Dataset excerpts:
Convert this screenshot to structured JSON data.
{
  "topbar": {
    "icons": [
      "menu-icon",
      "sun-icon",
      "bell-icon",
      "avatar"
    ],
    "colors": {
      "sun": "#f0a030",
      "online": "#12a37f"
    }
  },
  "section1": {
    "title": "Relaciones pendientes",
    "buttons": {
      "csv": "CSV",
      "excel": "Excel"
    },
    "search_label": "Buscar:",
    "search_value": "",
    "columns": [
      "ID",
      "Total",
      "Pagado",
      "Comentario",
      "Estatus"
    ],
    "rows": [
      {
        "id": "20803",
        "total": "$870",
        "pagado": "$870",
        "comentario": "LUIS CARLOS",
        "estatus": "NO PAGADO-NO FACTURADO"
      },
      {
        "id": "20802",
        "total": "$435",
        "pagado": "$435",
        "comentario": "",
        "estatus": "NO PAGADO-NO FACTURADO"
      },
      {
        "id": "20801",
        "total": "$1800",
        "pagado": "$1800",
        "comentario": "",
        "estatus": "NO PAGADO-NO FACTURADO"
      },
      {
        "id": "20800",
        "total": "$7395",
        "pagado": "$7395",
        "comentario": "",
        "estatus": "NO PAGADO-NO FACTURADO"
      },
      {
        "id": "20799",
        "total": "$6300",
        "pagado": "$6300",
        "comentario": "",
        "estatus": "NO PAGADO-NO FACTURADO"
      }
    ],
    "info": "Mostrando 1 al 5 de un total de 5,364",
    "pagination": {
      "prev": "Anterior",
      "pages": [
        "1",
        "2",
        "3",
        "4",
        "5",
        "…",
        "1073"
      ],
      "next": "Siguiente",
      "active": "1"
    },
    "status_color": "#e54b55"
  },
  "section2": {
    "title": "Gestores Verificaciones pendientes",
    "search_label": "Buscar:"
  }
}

- **The request**: Every line of the data above should be copied exactly.

- **Finished exercise**:
Convert this screenshot to structured JSON data.
{
  "topbar": {
    "icons": [
      "menu-icon",
      "sun-icon",
      "bell-icon",
      "avatar"
    ],
    "colors": {
      "sun": "#f0a030",
      "online": "#12a37f"
    }
  },
  "section1": {
    "title": "Relaciones pendientes",
    "buttons": {
      "csv": "CSV",
      "excel": "Excel"
    },
    "search_label": "Buscar:",
    "search_value": "",
    "columns": [
      "ID",
      "Total",
      "Pagado",
      "Comentario",
      "Estatus"
    ],
    "rows": [
      {
        "id": "20803",
        "total": "$870",
        "pagado": "$870",
        "comentario": "LUIS CARLOS",
        "estatus": "NO PAGADO-NO FACTURADO"
      },
      {
        "id": "20802",
        "total": "$435",
        "pagado": "$435",
        "comentario": "",
        "estatus": "NO PAGADO-NO FACTURADO"
      },
      {
        "id": "20801",
        "total": "$1800",
        "pagado": "$1800",
        "comentario": "",
        "estatus": "NO PAGADO-NO FACTURADO"
      },
      {
        "id": "20800",
        "total": "$7395",
        "pagado": "$7395",
        "comentario": "",
        "estatus": "NO PAGADO-NO FACTURADO"
      },
      {
        "id": "20799",
        "total": "$6300",
        "pagado": "$6300",
        "comentario": "",
        "estatus": "NO PAGADO-NO FACTURADO"
      }
    ],
    "info": "Mostrando 1 al 5 de un total de 5,364",
    "pagination": {
      "prev": "Anterior",
      "pages": [
        "1",
        "2",
        "3",
        "4",
        "5",
        "…",
        "1073"
      ],
      "next": "Siguiente",
      "active": "1"
    },
    "status_color": "#e54b55"
  },
  "section2": {
    "title": "Gestores Verificaciones pendientes",
    "search_label": "Buscar:"
  }
}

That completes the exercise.